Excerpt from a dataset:

★ ★ ★ ★

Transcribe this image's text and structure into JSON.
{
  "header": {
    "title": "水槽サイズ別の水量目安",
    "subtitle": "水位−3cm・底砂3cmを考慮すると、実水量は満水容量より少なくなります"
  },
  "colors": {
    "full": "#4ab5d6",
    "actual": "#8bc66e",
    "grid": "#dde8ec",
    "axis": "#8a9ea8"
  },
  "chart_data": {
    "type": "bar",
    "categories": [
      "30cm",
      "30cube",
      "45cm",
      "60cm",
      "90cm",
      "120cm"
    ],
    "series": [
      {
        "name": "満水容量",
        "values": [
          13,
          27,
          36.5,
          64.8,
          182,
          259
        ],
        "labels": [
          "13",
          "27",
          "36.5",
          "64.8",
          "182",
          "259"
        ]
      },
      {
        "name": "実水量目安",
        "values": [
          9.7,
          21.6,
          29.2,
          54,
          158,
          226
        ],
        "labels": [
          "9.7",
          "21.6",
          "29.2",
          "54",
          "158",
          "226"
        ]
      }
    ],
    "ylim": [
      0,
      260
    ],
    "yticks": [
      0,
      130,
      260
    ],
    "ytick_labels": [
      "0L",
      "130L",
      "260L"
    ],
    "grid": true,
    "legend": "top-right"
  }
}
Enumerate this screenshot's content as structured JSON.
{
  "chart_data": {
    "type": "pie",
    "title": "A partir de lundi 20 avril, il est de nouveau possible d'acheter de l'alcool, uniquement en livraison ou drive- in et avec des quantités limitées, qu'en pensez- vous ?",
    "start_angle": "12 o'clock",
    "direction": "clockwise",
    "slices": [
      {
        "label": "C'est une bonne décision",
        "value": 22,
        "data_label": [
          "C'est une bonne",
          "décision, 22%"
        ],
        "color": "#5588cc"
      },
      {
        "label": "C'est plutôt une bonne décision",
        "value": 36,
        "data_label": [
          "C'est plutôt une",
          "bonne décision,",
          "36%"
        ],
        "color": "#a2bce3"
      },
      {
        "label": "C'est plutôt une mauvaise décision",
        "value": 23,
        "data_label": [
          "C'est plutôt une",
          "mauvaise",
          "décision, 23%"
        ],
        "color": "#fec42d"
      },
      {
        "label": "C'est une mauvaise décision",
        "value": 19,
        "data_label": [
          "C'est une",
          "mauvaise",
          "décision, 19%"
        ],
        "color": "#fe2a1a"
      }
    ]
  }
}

★ ★ ★ ★

▶ [Job] Lines that include the word "plutôt" are to be extracted from the data above.

▶ [Full output]
        "label": "C'est plutôt une bonne décision",
          "C'est plutôt une",
        "label": "C'est plutôt une mauvaise décision",
          "C'est plutôt une",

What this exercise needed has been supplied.